(Lines of data)
──────
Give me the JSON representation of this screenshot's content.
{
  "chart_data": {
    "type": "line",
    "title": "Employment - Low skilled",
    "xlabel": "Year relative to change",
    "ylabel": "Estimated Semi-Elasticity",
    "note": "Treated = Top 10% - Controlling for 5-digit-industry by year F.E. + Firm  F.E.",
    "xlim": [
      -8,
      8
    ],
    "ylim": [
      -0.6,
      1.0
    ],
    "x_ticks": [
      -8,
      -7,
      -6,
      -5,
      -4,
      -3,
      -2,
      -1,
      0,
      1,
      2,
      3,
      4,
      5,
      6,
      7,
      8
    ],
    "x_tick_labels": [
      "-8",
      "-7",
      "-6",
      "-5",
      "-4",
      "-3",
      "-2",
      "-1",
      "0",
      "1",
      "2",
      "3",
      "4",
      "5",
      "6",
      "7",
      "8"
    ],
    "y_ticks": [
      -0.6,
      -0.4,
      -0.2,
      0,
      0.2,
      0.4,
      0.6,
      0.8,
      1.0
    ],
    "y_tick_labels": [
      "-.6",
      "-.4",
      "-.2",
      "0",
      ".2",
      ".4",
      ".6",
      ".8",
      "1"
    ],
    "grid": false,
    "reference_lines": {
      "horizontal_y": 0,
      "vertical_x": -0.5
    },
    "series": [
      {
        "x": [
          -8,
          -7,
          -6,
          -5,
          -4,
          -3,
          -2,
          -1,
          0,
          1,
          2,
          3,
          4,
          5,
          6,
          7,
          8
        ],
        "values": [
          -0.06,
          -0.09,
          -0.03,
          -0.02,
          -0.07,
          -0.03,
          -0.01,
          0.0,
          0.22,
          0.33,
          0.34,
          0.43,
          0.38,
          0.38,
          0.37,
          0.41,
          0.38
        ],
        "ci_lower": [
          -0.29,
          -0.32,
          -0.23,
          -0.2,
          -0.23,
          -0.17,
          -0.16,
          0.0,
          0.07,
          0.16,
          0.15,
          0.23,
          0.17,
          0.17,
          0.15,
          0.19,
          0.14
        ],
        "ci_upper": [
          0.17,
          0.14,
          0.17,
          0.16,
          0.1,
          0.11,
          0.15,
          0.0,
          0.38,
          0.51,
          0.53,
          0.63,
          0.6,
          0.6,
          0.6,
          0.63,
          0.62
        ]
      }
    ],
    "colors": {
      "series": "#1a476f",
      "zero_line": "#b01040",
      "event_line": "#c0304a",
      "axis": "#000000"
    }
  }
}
──────
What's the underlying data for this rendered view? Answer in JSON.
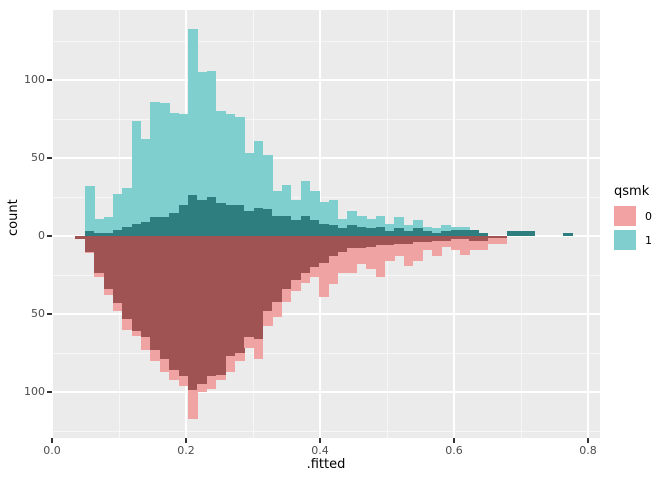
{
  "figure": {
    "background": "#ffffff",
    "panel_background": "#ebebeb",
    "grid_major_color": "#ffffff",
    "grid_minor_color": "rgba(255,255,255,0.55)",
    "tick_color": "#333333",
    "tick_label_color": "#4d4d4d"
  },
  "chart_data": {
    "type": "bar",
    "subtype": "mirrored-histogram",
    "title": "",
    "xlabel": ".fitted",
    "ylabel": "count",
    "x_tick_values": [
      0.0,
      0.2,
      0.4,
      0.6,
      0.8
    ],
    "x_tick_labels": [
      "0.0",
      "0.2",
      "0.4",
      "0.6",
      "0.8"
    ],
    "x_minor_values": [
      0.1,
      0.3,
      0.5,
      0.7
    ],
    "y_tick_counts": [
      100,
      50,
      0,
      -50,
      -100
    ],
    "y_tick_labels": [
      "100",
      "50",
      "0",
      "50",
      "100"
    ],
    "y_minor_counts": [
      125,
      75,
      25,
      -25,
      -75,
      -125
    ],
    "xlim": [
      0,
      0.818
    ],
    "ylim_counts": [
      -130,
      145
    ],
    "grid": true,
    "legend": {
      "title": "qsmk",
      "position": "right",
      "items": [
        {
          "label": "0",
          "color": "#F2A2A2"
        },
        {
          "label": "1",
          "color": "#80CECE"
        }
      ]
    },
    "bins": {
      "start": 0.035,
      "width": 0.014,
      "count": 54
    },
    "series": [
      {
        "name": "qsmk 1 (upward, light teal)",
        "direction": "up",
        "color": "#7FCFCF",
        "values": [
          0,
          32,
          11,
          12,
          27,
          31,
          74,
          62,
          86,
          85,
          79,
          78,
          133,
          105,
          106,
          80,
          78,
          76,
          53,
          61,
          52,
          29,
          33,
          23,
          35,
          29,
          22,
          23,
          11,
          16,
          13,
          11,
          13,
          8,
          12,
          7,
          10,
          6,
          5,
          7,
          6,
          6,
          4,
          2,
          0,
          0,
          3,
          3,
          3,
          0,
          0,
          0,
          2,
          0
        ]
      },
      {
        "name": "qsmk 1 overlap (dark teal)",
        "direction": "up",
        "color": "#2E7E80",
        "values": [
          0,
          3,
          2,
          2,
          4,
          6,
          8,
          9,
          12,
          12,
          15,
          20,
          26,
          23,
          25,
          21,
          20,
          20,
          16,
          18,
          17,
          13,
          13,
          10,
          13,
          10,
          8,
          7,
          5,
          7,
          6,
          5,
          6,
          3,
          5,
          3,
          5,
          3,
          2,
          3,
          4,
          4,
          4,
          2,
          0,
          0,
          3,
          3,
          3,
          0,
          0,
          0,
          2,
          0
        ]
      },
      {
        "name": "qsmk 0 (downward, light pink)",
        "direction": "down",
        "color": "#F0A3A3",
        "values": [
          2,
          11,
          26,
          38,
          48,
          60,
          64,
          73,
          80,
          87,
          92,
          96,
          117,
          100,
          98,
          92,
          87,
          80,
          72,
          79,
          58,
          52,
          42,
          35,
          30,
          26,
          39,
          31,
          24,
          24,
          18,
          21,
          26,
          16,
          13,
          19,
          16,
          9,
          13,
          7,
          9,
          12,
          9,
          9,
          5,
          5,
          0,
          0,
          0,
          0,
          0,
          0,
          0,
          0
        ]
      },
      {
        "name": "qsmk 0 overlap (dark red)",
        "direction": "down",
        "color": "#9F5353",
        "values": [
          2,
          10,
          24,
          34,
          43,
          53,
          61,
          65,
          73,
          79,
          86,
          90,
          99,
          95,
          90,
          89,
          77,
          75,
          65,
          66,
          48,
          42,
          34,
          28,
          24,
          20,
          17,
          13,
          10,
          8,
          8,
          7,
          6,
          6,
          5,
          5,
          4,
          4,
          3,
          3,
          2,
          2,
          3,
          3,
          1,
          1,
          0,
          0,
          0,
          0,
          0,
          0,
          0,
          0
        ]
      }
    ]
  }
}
──────
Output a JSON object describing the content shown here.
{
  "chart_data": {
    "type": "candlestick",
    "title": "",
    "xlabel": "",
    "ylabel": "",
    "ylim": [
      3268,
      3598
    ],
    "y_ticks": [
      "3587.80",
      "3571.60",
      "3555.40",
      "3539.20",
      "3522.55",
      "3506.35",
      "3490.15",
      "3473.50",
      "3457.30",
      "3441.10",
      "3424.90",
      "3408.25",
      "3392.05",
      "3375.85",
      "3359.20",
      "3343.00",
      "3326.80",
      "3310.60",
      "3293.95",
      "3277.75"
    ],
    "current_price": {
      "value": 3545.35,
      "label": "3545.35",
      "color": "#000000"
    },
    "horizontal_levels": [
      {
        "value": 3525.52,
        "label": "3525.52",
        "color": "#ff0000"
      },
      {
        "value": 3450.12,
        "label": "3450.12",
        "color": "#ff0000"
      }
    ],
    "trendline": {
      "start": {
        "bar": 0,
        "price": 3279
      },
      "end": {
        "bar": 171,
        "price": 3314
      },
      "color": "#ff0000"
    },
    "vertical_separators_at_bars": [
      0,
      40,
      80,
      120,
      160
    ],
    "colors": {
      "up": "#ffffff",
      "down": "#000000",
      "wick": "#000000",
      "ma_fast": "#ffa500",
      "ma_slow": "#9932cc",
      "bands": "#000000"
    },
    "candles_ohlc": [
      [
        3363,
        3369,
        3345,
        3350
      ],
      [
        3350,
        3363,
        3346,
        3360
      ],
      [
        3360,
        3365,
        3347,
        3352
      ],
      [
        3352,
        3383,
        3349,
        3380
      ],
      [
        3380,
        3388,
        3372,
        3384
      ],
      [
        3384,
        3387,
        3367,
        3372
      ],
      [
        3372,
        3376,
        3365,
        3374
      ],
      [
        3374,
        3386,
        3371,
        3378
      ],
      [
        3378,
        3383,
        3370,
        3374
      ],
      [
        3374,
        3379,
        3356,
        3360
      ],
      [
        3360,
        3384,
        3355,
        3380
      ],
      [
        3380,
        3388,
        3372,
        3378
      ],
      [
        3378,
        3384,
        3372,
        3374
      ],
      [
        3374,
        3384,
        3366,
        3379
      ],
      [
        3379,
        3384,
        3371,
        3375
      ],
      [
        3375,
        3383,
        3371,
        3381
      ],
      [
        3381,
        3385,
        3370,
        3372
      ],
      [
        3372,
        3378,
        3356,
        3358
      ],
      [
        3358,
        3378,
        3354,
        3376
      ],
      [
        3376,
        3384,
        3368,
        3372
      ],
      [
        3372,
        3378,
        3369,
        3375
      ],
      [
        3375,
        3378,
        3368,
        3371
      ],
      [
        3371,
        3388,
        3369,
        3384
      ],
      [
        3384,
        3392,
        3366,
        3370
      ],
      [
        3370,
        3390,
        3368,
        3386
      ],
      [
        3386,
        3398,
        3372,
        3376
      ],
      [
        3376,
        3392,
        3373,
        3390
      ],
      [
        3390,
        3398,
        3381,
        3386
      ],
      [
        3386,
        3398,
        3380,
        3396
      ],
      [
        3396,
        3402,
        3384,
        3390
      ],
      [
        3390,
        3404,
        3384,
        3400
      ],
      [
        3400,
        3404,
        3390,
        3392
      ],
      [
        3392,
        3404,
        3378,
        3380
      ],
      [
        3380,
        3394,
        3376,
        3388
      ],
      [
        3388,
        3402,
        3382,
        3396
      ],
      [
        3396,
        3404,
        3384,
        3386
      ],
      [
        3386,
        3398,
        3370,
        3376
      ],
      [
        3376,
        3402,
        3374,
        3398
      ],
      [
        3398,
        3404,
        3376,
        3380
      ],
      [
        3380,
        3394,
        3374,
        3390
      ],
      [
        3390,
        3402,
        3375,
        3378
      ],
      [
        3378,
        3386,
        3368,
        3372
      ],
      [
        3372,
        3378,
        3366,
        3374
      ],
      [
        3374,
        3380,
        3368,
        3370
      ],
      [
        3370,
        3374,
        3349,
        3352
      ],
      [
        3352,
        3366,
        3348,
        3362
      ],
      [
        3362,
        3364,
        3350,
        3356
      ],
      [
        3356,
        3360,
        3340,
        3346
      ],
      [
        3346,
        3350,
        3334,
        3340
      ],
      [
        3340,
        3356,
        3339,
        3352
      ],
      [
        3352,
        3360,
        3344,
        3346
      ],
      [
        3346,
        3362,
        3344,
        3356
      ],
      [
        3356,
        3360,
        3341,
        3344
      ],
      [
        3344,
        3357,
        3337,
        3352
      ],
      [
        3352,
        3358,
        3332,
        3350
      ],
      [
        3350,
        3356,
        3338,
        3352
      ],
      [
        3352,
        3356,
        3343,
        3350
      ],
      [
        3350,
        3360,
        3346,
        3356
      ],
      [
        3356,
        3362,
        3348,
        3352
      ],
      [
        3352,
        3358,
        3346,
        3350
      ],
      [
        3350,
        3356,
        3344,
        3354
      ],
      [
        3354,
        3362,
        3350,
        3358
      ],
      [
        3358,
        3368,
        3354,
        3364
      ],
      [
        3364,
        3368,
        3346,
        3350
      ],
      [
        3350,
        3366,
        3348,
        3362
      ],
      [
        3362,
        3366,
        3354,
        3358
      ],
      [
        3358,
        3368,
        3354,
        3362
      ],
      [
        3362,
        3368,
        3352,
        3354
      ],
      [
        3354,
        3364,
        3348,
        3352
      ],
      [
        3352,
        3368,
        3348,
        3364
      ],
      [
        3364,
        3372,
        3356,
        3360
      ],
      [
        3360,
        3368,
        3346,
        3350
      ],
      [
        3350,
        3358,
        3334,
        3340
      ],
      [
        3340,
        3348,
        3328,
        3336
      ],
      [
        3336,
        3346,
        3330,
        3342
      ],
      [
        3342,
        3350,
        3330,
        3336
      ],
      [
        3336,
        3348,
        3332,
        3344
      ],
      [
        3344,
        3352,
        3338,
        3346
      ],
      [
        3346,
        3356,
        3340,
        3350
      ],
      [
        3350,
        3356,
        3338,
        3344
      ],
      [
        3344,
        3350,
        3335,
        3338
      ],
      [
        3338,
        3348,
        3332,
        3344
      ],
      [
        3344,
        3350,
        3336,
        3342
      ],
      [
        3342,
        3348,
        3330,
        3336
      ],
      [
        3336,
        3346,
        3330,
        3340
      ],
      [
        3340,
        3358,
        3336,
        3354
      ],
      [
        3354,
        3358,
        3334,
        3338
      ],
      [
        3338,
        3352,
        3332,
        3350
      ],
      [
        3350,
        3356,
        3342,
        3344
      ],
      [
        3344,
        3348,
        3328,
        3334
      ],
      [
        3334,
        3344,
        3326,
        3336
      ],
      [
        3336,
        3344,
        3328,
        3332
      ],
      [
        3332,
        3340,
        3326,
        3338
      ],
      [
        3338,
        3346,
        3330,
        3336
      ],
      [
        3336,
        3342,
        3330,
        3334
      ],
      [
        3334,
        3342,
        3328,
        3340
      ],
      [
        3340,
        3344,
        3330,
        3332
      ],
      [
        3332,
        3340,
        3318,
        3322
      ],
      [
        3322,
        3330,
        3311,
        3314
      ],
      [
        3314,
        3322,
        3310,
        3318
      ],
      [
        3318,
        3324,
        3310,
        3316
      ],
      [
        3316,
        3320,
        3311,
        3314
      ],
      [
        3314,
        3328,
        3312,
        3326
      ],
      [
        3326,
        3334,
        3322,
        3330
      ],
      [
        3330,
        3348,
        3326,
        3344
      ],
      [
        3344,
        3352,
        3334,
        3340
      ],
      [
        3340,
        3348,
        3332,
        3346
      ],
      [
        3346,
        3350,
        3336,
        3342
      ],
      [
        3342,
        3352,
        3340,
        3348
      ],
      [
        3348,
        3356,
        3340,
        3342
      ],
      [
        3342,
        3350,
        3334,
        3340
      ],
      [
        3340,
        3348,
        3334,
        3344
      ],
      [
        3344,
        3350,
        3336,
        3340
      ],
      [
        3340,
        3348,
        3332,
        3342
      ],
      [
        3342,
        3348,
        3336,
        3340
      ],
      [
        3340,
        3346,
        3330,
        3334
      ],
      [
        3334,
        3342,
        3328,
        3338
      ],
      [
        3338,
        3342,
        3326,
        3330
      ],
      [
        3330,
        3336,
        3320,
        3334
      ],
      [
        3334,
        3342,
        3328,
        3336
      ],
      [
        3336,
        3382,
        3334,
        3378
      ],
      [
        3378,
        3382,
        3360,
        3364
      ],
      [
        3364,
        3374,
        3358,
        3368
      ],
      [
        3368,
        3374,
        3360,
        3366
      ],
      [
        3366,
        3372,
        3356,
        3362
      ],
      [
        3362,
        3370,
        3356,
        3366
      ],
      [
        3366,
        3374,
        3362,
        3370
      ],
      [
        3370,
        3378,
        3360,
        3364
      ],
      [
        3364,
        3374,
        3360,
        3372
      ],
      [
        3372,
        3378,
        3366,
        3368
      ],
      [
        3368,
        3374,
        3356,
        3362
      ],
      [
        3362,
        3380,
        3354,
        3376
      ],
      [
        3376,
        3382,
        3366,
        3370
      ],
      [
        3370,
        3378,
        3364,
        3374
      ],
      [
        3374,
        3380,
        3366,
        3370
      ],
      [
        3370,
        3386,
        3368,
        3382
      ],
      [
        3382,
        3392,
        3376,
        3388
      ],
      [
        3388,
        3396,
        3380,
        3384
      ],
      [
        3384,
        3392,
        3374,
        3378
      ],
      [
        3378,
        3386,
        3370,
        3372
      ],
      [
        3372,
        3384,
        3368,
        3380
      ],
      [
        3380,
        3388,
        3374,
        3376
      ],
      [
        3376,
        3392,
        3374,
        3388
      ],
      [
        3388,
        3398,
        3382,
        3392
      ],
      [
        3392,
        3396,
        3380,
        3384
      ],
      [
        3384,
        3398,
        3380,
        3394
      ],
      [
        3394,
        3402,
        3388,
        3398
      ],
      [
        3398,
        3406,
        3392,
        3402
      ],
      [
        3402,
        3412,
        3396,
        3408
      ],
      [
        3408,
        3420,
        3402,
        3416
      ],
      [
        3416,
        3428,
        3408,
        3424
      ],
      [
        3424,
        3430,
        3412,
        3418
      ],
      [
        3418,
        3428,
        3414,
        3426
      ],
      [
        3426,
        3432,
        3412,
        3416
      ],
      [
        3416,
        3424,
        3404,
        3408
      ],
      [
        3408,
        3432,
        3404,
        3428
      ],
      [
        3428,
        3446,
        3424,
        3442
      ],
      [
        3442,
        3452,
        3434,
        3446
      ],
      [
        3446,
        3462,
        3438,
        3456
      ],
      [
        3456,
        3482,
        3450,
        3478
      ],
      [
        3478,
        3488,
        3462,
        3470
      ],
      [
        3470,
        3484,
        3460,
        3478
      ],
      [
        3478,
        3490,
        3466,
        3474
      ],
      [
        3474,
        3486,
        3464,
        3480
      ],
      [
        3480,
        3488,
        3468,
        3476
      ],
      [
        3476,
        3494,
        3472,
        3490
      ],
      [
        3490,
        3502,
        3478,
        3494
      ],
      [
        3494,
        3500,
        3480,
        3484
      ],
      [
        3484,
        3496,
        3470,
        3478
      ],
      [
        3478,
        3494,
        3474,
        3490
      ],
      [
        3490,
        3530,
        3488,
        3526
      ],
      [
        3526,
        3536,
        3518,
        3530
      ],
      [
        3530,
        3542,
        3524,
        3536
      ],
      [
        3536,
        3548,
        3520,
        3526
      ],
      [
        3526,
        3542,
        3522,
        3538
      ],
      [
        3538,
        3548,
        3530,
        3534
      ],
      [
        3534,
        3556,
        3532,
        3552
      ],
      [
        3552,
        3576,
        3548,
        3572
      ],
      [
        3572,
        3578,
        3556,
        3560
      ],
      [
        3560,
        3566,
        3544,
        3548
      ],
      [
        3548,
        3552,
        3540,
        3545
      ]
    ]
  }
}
──────
Written instruction:
Lines containing the string "qsmk" are to be selected and copied.

The reply:
      "title": "qsmk",
        "name": "qsmk 1 (upward, light teal)",
        "name": "qsmk 1 overlap (dark teal)",
        "name": "qsmk 0 (downward, light pink)",
        "name": "qsmk 0 overlap (dark red)",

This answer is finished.